> _JOBS_
**A)** Answer these questions using the Ron Paul post.
(i) What had the writer planned to spend spare hours on this week?
(ii) How many times did the writer watch the video?
(iii) Which team does the writer mention as something that could have been watched instead?
**B)** Print the passage of the Ron Paul post starting at "Ron Paul - A" and ending at "of the USA.".
**C)** Write what follows the final sentence of the Ron Paul post.

Ron Paul - A reluctant conversion
I had planned to spend my spare hours this week working through my answers to my
top 10 questions for America.
Instead I went back and
read the Oct 21, 2008 republican debate transcript, and watched the video, twice, to try and see some sign of sanity in the Republican party. While putting myself through this torture I wished,
like the vodka pundit, that I'd kept a bottle open during the debate and the replays, or watched the red sox, or done anything else but worried about the future of the USA.

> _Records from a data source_
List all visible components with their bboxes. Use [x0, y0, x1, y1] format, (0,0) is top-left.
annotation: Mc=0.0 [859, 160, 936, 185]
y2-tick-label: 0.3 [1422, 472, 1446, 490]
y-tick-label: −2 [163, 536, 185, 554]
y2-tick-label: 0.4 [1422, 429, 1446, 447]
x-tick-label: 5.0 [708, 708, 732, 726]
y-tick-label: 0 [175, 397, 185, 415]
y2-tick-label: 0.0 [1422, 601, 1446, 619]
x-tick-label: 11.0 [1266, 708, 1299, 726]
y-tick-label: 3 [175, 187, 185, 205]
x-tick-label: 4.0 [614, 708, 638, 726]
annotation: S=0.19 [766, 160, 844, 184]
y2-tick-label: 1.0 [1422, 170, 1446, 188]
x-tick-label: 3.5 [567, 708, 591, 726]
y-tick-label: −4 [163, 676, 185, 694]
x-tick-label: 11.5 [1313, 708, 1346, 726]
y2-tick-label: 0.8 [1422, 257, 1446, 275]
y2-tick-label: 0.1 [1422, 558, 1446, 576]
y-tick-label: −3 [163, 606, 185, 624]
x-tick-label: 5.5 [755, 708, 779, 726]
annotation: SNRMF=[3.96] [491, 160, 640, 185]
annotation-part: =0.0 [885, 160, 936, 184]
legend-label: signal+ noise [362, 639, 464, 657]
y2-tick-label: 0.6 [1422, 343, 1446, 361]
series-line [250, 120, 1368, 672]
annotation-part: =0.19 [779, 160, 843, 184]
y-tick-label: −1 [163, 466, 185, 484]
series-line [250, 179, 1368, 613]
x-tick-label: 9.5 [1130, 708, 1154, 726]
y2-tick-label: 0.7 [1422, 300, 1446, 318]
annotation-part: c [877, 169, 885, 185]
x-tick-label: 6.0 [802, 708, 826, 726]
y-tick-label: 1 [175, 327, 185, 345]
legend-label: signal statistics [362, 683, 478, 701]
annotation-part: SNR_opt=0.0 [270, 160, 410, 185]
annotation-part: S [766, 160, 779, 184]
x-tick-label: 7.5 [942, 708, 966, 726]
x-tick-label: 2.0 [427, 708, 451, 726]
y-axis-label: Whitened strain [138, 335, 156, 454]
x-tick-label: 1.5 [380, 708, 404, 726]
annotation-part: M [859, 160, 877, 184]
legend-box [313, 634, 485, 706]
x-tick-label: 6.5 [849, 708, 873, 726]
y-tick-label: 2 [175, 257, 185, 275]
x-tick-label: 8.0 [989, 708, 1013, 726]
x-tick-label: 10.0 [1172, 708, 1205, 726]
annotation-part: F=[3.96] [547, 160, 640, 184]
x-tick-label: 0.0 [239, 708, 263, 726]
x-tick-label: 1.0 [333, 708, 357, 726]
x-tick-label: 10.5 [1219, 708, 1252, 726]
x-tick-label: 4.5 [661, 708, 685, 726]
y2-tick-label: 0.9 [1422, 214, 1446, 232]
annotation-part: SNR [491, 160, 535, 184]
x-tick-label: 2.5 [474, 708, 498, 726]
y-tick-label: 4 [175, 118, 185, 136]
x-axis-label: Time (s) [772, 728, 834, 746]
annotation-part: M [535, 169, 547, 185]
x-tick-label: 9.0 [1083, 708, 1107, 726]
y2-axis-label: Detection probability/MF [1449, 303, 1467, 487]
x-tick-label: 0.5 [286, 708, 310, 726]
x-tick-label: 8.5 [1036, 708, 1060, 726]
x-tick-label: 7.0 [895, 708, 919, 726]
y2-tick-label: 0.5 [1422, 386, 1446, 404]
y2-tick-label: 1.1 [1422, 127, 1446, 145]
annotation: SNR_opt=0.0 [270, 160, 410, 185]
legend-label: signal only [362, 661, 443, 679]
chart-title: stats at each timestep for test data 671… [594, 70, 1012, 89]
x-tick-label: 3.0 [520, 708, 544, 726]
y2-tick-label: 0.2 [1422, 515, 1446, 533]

> _TASK-BY-TASK RESULTS_
**A)**
(i) Working through the writer's answers to the top 10 questions for America.
(ii) Twice.
(iii) The Red Sox.

**B)**
Ron Paul - A reluctant conversion
I had planned to spend my spare hours this week working through my answers to my
top 10 questions for America.
Instead I went back and
read the Oct 21, 2008 republican debate transcript, and watched the video, twice, to try and see some sign of sanity in the Republican party. While putting myself through this torture I wished,
like the vodka pundit, that I'd kept a bottle open during the debate and the replays, or watched the red sox, or done anything else but worried about the future of the USA.

**C)**
The post-debate doublethink was the worst, the
bullshit chest-deep on the spin-room floor. First, seeing the Fox commentors
dismiss the results of the text poll, consistently,
after ignoring what evidence to the contrary exists and
never investigating their own claims. Then seeing the
MSM ignore that poll entirely, and seeing msnbc report the
booing of Paul as their lead story - as if Fox and BushCo
hadn't picked the audience in the room. Going into this debate, I didn't know who the network pundit Luntz was, so I googled him. I've thought the phone polls skewed for decades; but what
Penn and Teller had to say about Luntz's street polling techniques depressed the hell out of me. If the MSM would just run a scientific study of how the various polling techniques (street, phone, text message, and internet) actually represent reality, I'd be a lot happier. They've had 6 months to research the problem(s). For now I'll weight what non-MSM
people actually say over
what any poll of any type claims to be a result.
Yesterday, Bush demanded
46 billion dollars more in emergency funding for the Iraqi occupation. Congress is going to give it to him, without raising taxes of course, but by printing money and further devaluing the currency.
Gold is up 18% since June. The
Canadian dollar, since 2002, is up from 61 cents to parity with the US dollar today. I see a lot of Canadian travelers where I live now, few Americans.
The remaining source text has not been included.